WHAT YOU SHOULD DO: Please list all lines of the material below in which the string "菌落总数" occurs.

THE DATA:
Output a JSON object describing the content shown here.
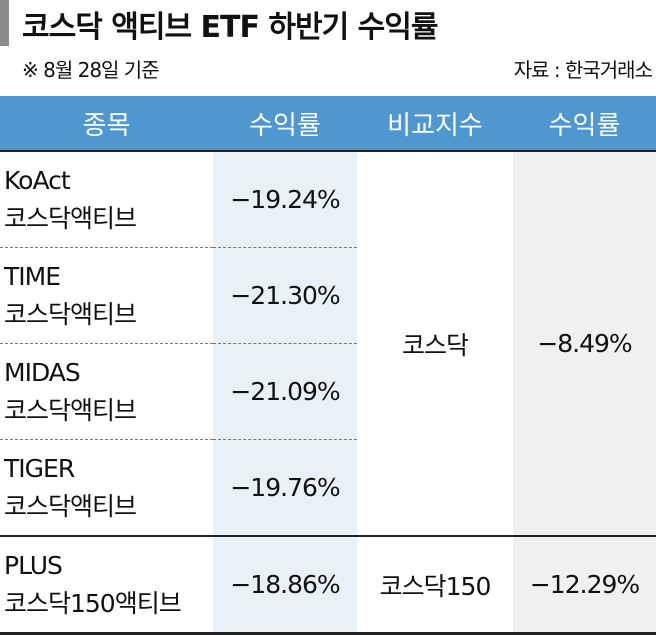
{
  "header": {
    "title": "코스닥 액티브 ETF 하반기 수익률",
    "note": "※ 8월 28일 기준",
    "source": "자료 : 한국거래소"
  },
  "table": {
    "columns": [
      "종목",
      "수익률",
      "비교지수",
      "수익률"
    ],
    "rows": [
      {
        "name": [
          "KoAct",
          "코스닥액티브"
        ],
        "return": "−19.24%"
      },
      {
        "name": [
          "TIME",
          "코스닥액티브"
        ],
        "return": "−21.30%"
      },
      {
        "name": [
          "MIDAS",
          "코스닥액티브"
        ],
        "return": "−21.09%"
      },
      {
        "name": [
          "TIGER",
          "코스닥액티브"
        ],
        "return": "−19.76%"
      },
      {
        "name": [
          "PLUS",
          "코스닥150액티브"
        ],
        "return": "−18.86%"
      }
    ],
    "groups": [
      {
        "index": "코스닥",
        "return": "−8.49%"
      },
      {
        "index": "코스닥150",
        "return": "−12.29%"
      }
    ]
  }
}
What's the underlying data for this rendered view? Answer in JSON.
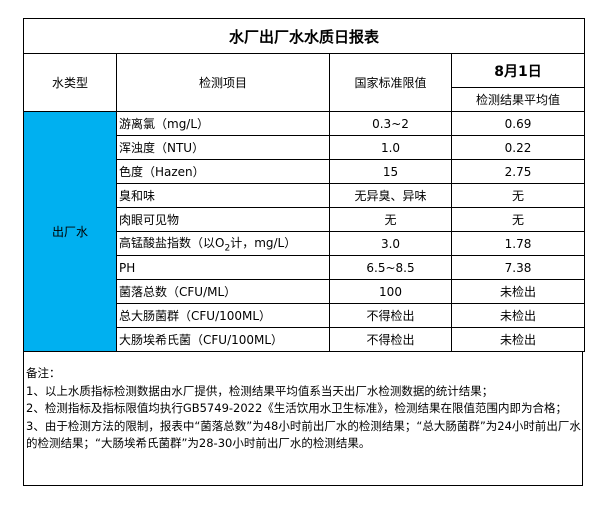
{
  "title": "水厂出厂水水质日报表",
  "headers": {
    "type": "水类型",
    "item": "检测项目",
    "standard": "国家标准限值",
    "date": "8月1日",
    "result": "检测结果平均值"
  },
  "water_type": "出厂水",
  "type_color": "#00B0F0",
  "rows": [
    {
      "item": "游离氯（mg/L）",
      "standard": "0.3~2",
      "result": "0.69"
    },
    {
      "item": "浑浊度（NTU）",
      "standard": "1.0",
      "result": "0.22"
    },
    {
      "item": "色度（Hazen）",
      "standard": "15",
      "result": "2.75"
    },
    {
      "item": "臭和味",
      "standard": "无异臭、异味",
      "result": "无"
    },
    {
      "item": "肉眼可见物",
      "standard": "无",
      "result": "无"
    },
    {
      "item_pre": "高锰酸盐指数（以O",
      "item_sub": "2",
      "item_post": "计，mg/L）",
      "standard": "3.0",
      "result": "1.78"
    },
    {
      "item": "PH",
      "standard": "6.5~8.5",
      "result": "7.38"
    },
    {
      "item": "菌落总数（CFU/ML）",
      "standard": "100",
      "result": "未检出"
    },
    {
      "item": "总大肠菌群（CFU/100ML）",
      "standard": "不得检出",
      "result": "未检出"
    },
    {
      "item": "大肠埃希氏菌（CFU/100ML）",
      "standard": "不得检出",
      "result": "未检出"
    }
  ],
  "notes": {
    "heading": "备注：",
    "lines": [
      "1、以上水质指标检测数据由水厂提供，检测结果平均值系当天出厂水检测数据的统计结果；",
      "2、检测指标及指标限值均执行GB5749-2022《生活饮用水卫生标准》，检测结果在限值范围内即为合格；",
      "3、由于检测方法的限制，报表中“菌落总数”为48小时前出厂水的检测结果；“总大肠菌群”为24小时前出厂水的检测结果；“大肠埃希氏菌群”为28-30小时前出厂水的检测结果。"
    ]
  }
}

OUTPUT FOR THIS TASK:
      "item": "菌落总数（CFU/ML）",
      "3、由于检测方法的限制，报表中“菌落总数”为48小时前出厂水的检测结果；“总大肠菌群”为24小时前出厂水的检测结果；“大肠埃希氏菌群”为28-30小时前出厂水的检测结果。"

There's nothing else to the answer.